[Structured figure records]
>> start

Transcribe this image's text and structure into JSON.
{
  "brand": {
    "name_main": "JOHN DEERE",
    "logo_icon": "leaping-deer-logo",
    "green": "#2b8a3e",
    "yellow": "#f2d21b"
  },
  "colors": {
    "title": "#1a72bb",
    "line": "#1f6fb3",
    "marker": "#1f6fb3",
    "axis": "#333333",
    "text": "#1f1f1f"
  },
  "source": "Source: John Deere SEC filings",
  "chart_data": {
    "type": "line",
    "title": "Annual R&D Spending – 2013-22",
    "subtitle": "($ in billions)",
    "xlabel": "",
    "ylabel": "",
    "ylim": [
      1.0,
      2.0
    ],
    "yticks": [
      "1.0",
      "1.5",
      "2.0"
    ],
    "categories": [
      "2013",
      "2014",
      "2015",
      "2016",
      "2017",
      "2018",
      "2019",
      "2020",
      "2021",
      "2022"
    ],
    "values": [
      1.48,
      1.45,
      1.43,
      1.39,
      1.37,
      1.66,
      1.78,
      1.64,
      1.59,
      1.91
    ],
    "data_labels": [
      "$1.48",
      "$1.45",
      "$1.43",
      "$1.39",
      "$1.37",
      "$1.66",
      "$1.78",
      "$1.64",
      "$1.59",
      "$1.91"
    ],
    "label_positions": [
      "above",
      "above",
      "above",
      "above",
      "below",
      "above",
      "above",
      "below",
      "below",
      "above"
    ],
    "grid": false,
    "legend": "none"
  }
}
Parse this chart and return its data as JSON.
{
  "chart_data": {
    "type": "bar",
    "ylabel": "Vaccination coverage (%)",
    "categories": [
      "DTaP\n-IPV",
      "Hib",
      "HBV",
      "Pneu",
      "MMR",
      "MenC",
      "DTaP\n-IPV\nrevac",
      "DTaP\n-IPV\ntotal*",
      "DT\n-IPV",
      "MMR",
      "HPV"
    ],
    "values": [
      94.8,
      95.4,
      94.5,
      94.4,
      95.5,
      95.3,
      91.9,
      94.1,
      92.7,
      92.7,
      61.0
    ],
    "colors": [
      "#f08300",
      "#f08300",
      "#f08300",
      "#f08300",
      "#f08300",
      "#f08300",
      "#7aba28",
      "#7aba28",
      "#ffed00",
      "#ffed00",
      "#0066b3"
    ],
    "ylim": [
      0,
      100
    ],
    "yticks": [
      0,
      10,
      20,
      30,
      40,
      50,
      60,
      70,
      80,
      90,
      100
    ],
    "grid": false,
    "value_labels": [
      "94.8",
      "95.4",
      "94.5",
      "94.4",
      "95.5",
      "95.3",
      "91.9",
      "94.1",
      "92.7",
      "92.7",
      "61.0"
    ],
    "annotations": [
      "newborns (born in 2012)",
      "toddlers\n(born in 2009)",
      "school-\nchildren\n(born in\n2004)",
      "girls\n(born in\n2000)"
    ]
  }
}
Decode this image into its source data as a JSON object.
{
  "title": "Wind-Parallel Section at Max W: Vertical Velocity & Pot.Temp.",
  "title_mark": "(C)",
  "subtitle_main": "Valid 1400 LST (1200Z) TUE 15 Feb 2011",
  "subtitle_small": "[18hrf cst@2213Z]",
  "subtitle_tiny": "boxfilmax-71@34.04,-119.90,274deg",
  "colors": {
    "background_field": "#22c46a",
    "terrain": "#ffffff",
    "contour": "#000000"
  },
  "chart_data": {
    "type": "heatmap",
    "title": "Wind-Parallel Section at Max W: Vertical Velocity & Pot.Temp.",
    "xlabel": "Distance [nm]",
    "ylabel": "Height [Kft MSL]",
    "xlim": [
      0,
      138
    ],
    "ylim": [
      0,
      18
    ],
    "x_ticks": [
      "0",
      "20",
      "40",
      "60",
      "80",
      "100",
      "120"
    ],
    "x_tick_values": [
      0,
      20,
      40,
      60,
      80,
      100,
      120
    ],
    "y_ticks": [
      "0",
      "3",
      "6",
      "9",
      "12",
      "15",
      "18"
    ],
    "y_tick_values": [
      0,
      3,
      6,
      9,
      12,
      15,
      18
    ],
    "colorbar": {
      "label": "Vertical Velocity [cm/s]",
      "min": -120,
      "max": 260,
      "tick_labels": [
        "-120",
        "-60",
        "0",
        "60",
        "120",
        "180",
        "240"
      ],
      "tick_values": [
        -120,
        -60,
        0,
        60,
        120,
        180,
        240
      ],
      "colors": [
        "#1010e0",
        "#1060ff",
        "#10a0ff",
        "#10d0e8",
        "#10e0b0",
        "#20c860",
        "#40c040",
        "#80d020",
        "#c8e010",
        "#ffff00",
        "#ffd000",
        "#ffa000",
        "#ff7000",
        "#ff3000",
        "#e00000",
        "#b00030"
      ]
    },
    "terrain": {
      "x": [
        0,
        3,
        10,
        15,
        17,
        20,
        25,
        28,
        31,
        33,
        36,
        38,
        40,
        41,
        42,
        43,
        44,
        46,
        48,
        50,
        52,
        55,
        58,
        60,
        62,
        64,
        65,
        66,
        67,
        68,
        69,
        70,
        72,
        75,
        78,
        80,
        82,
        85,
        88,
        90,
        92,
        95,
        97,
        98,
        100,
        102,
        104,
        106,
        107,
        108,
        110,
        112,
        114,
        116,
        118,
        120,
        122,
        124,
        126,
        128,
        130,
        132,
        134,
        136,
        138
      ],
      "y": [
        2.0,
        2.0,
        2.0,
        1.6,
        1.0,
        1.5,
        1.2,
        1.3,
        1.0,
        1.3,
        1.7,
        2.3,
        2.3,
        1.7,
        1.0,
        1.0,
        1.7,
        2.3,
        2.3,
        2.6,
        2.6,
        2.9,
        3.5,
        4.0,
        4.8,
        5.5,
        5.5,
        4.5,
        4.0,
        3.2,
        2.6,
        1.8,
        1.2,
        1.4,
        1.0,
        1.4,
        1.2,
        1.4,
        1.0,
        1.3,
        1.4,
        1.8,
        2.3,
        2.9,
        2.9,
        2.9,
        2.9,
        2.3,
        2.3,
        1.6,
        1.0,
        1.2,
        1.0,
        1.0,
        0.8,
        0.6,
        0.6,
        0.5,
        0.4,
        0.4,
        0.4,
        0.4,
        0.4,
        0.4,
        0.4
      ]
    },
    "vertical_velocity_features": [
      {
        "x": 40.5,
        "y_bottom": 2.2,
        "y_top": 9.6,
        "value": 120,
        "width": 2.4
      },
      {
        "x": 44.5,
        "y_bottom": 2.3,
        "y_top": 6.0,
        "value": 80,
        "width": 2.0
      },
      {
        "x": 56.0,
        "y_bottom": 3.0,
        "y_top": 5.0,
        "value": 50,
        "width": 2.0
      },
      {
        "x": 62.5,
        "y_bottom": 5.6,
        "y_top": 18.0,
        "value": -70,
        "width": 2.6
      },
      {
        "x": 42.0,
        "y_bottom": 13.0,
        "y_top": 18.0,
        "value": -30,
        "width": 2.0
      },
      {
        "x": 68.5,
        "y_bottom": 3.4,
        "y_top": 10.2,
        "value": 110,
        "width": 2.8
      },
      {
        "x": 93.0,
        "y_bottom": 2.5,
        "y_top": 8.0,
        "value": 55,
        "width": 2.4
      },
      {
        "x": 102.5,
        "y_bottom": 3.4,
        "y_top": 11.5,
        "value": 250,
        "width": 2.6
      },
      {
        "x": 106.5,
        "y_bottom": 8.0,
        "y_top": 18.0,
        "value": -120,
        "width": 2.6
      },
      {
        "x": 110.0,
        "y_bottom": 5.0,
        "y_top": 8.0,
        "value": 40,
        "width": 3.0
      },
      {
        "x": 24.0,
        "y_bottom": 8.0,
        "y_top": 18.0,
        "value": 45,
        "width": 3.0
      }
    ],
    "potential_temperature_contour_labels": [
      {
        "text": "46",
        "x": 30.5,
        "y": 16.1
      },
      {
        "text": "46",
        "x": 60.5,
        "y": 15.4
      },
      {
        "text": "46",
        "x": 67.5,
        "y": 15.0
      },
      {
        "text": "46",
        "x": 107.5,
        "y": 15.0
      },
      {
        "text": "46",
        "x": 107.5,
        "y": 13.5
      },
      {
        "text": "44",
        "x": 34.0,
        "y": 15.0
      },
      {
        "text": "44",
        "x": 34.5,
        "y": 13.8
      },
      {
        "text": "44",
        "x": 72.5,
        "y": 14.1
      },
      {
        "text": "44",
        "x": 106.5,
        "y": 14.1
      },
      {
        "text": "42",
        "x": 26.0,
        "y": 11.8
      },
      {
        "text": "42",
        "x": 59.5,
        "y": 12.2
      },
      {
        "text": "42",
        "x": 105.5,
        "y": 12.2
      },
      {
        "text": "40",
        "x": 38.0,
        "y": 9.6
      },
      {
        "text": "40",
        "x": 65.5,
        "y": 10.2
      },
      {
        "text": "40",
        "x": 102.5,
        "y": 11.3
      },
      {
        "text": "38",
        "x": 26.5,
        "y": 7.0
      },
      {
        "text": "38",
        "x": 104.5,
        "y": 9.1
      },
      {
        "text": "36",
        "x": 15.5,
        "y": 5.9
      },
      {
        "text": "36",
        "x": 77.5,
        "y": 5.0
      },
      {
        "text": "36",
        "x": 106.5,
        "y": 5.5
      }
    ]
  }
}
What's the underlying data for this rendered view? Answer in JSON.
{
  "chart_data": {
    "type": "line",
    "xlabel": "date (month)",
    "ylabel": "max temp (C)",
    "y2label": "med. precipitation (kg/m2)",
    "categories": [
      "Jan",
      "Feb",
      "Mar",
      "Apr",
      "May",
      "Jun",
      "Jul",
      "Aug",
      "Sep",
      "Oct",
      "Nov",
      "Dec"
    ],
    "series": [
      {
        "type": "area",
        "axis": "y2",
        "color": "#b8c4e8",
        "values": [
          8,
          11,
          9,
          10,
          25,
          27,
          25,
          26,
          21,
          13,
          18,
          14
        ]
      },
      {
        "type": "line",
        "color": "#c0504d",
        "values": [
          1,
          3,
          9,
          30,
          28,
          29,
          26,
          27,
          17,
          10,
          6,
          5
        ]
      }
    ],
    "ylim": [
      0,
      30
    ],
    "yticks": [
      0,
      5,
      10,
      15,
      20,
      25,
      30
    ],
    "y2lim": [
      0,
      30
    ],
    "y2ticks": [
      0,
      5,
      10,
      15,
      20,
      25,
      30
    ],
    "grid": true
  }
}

>> end

* _GIVEN REQUEST_:
Each line that contains the string "this" counts once; report how many such lines the entries have, giving only the number.

* _REPLY TO THE TASK_:
4